» **Written request**
Everything in the data should be repeated exactly, save for the images.
--- BEGIN ---
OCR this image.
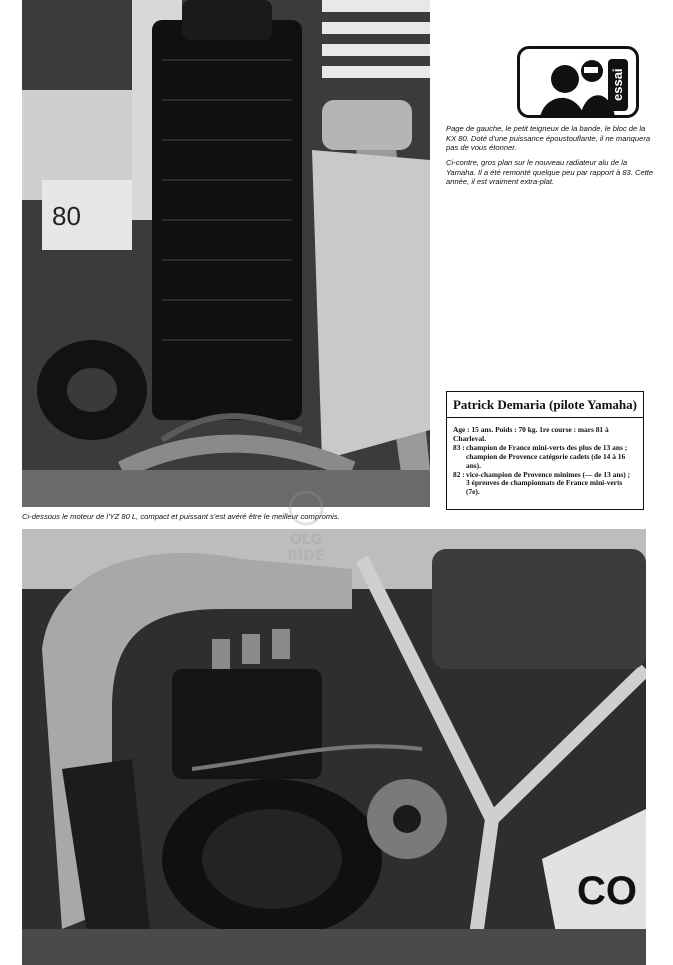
80
essai
Page de gauche, le petit teigneux de la bande, le bloc de la KX 80. Doté d'une puissance époustouflante, il ne manquera pas de vous étonner.
Ci-contre, gros plan sur le nouveau radiateur alu de la Yamaha. Il a été remonté quelque peu par rapport à 83. Cette année, il est vraiment extra-plat.
Patrick Demaria (pilote Yamaha)
Age : 15 ans. Poids : 70 kg. 1re course : mars 81 à Charleval.
83 : champion de France mini-verts des plus de 13 ans ;
champion de Provence catégorie cadets (de 14 à 16 ans).
82 : vice-champion de Provence minimes (— de 13 ans) ;
3 épreuves de championnats de France mini-verts (7e).
Ci-dessous le moteur de l'YZ 80 L, compact et puissant s'est avéré être le meilleur compromis.
CO
OLG RIDE
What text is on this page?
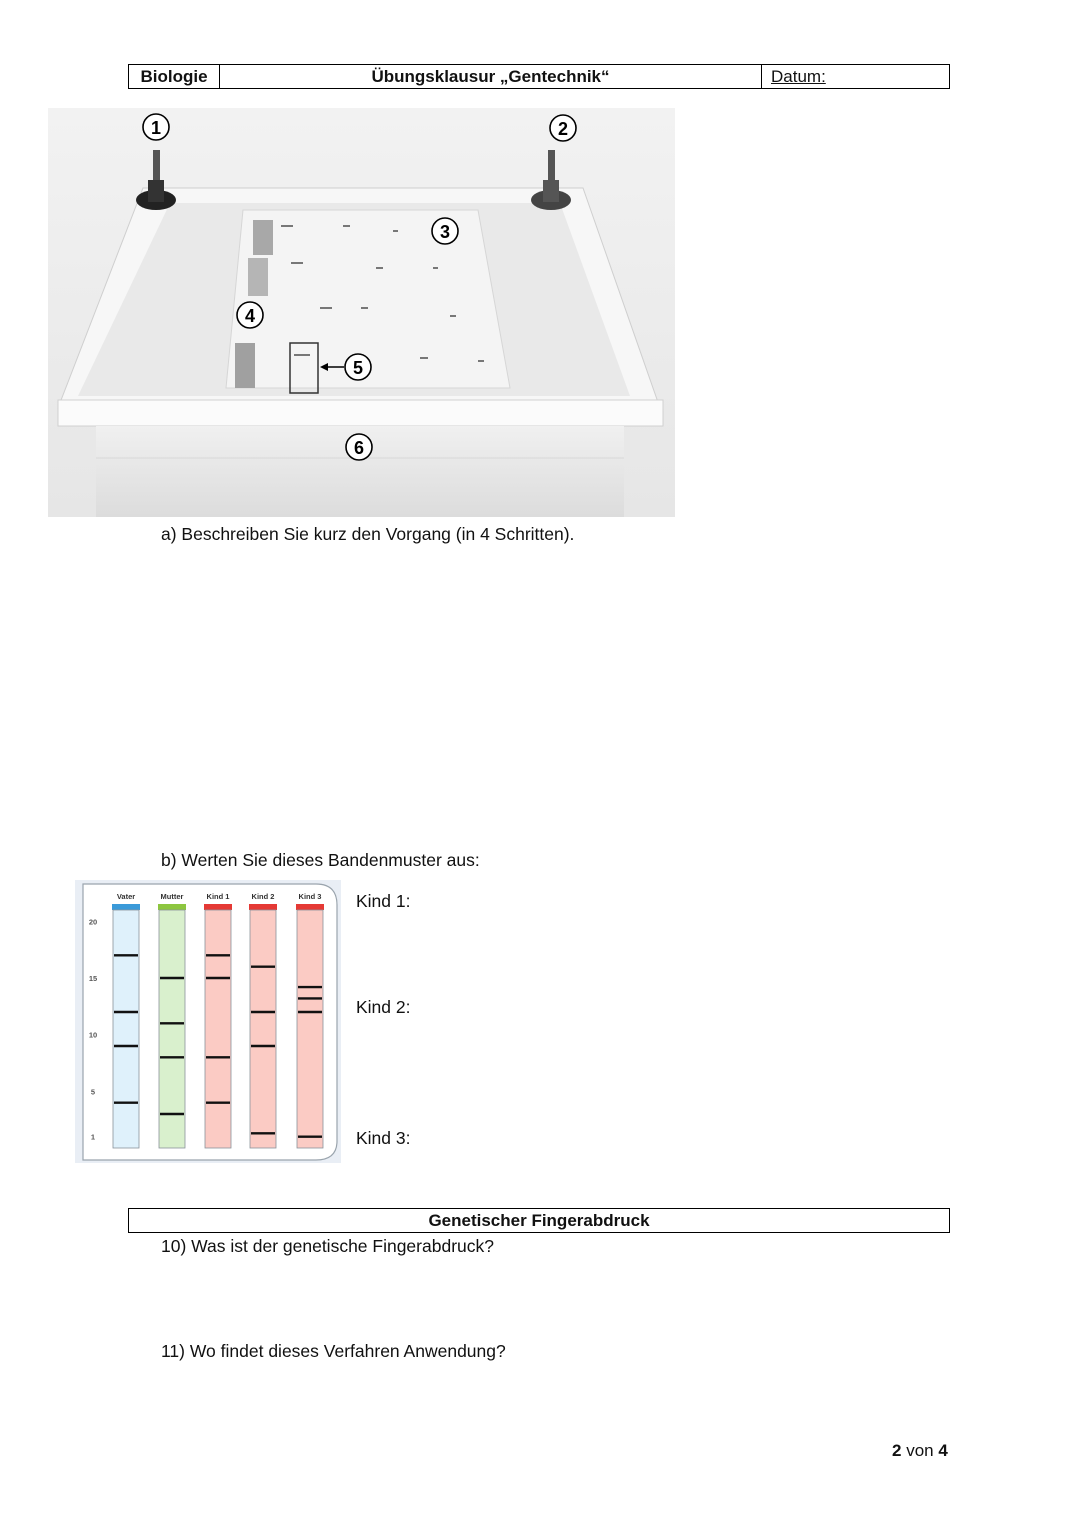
Biologie	Übungsklausur „Gentechnik“	Datum:
1	2
3
4
5
6
a) Beschreiben Sie kurz den Vorgang (in 4 Schritten).
b) Werten Sie dieses Bandenmuster aus:
20
15
10
5
1
Vater	Mutter	Kind 1	Kind 2	Kind 3 Kind 1:
Kind 2:
Kind 3:
Genetischer Fingerabdruck
10) Was ist der genetische Fingerabdruck?
11) Wo findet dieses Verfahren Anwendung?
2 von 4
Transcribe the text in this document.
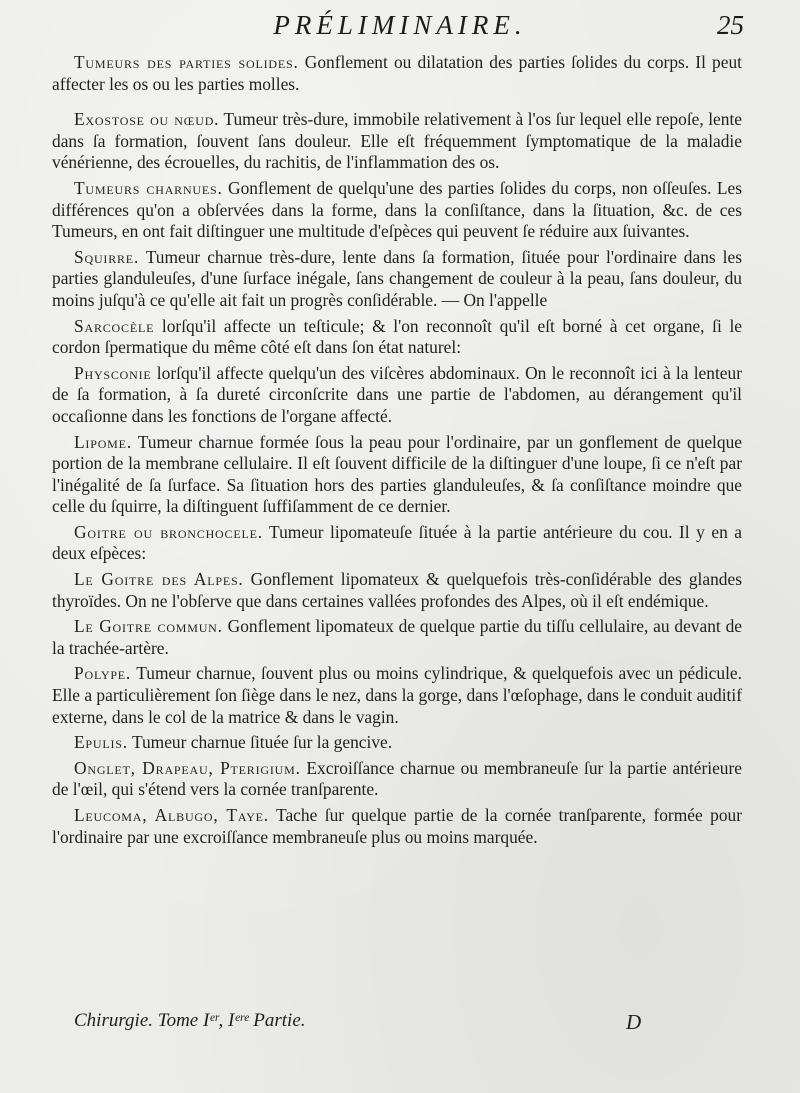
PRÉLIMINAIRE.	25

Tumeurs des parties solides. Gonflement ou dilatation des parties ſolides du corps. Il peut affecter les os ou les parties molles.

Exostose ou nœud. Tumeur très-dure, immobile relativement à l'os ſur lequel elle repoſe, lente dans ſa formation, ſouvent ſans douleur. Elle eſt fréquemment ſymptomatique de la maladie vénérienne, des écrouelles, du rachitis, de l'inflammation des os.

Tumeurs charnues. Gonflement de quelqu'une des parties ſolides du corps, non oſſeuſes. Les différences qu'on a obſervées dans la forme, dans la conſiſtance, dans la ſituation, &c. de ces Tumeurs, en ont fait diſtinguer une multitude d'eſpèces qui peuvent ſe réduire aux ſuivantes.

Squirre. Tumeur charnue très-dure, lente dans ſa formation, ſituée pour l'ordinaire dans les parties glanduleuſes, d'une ſurface inégale, ſans changement de couleur à la peau, ſans douleur, du moins juſqu'à ce qu'elle ait fait un progrès conſidérable. — On l'appelle

Sarcocèle lorſqu'il affecte un teſticule; & l'on reconnoît qu'il eſt borné à cet organe, ſi le cordon ſpermatique du même côté eſt dans ſon état naturel:

Physconie lorſqu'il affecte quelqu'un des viſcères abdominaux. On le reconnoît ici à la lenteur de ſa formation, à ſa dureté circonſcrite dans une partie de l'abdomen, au dérangement qu'il occaſionne dans les fonctions de l'organe affecté.

Lipome. Tumeur charnue formée ſous la peau pour l'ordinaire, par un gonflement de quelque portion de la membrane cellulaire. Il eſt ſouvent difficile de la diſtinguer d'une loupe, ſi ce n'eſt par l'inégalité de ſa ſurface. Sa ſituation hors des parties glanduleuſes, & ſa conſiſtance moindre que celle du ſquirre, la diſtinguent ſuffiſamment de ce dernier.

Goitre ou bronchocele. Tumeur lipomateuſe ſituée à la partie antérieure du cou. Il y en a deux eſpèces:

Le Goitre des Alpes. Gonflement lipomateux & quelquefois très-conſidérable des glandes thyroïdes. On ne l'obſerve que dans certaines vallées profondes des Alpes, où il eſt endémique.

Le Goitre commun. Gonflement lipomateux de quelque partie du tiſſu cellulaire, au devant de la trachée-artère.

Polype. Tumeur charnue, ſouvent plus ou moins cylindrique, & quelquefois avec un pédicule. Elle a particulièrement ſon ſiège dans le nez, dans la gorge, dans l'œſophage, dans le conduit auditif externe, dans le col de la matrice & dans le vagin.

Epulis. Tumeur charnue ſituée ſur la gencive.

Onglet, Drapeau, Pterigium. Excroiſſance charnue ou membraneuſe ſur la partie antérieure de l'œil, qui s'étend vers la cornée tranſparente.

Leucoma, Albugo, Taye. Tache ſur quelque partie de la cornée tranſparente, formée pour l'ordinaire par une excroiſſance membraneuſe plus ou moins marquée.

Chirurgie. Tome Iᵉʳ, Iᵉʳᵉ Partie.	D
--- END ---
» **Correct answer**
OCR this image.
80
essai
Page de gauche, le petit teigneux de la bande, le bloc de la KX 80. Doté d'une puissance époustouflante, il ne manquera pas de vous étonner.
Ci-contre, gros plan sur le nouveau radiateur alu de la Yamaha. Il a été remonté quelque peu par rapport à 83. Cette année, il est vraiment extra-plat.
Patrick Demaria (pilote Yamaha)
Age : 15 ans. Poids : 70 kg. 1re course : mars 81 à Charleval.
83 : champion de France mini-verts des plus de 13 ans ;
champion de Provence catégorie cadets (de 14 à 16 ans).
82 : vice-champion de Provence minimes (— de 13 ans) ;
3 épreuves de championnats de France mini-verts (7e).
Ci-dessous le moteur de l'YZ 80 L, compact et puissant s'est avéré être le meilleur compromis.
CO
OLG RIDE
What text is on this page?
Biologie	Übungsklausur „Gentechnik“	Datum:
1	2
3
4
5
6
a) Beschreiben Sie kurz den Vorgang (in 4 Schritten).
b) Werten Sie dieses Bandenmuster aus:
20
15
10
5
1
Vater	Mutter	Kind 1	Kind 2	Kind 3 Kind 1:
Kind 2:
Kind 3:
Genetischer Fingerabdruck
10) Was ist der genetische Fingerabdruck?
11) Wo findet dieses Verfahren Anwendung?
2 von 4
Transcribe the text in this document.
PRÉLIMINAIRE.	25

Tumeurs des parties solides. Gonflement ou dilatation des parties ſolides du corps. Il peut affecter les os ou les parties molles.

Exostose ou nœud. Tumeur très-dure, immobile relativement à l'os ſur lequel elle repoſe, lente dans ſa formation, ſouvent ſans douleur. Elle eſt fréquemment ſymptomatique de la maladie vénérienne, des écrouelles, du rachitis, de l'inflammation des os.

Tumeurs charnues. Gonflement de quelqu'une des parties ſolides du corps, non oſſeuſes. Les différences qu'on a obſervées dans la forme, dans la conſiſtance, dans la ſituation, &c. de ces Tumeurs, en ont fait diſtinguer une multitude d'eſpèces qui peuvent ſe réduire aux ſuivantes.

Squirre. Tumeur charnue très-dure, lente dans ſa formation, ſituée pour l'ordinaire dans les parties glanduleuſes, d'une ſurface inégale, ſans changement de couleur à la peau, ſans douleur, du moins juſqu'à ce qu'elle ait fait un progrès conſidérable. — On l'appelle

Sarcocèle lorſqu'il affecte un teſticule; & l'on reconnoît qu'il eſt borné à cet organe, ſi le cordon ſpermatique du même côté eſt dans ſon état naturel:

Physconie lorſqu'il affecte quelqu'un des viſcères abdominaux. On le reconnoît ici à la lenteur de ſa formation, à ſa dureté circonſcrite dans une partie de l'abdomen, au dérangement qu'il occaſionne dans les fonctions de l'organe affecté.

Lipome. Tumeur charnue formée ſous la peau pour l'ordinaire, par un gonflement de quelque portion de la membrane cellulaire. Il eſt ſouvent difficile de la diſtinguer d'une loupe, ſi ce n'eſt par l'inégalité de ſa ſurface. Sa ſituation hors des parties glanduleuſes, & ſa conſiſtance moindre que celle du ſquirre, la diſtinguent ſuffiſamment de ce dernier.

Goitre ou bronchocele. Tumeur lipomateuſe ſituée à la partie antérieure du cou. Il y en a deux eſpèces:

Le Goitre des Alpes. Gonflement lipomateux & quelquefois très-conſidérable des glandes thyroïdes. On ne l'obſerve que dans certaines vallées profondes des Alpes, où il eſt endémique.

Le Goitre commun. Gonflement lipomateux de quelque partie du tiſſu cellulaire, au devant de la trachée-artère.

Polype. Tumeur charnue, ſouvent plus ou moins cylindrique, & quelquefois avec un pédicule. Elle a particulièrement ſon ſiège dans le nez, dans la gorge, dans l'œſophage, dans le conduit auditif externe, dans le col de la matrice & dans le vagin.

Epulis. Tumeur charnue ſituée ſur la gencive.

Onglet, Drapeau, Pterigium. Excroiſſance charnue ou membraneuſe ſur la partie antérieure de l'œil, qui s'étend vers la cornée tranſparente.

Leucoma, Albugo, Taye. Tache ſur quelque partie de la cornée tranſparente, formée pour l'ordinaire par une excroiſſance membraneuſe plus ou moins marquée.

Chirurgie. Tome Iᵉʳ, Iᵉʳᵉ Partie.	D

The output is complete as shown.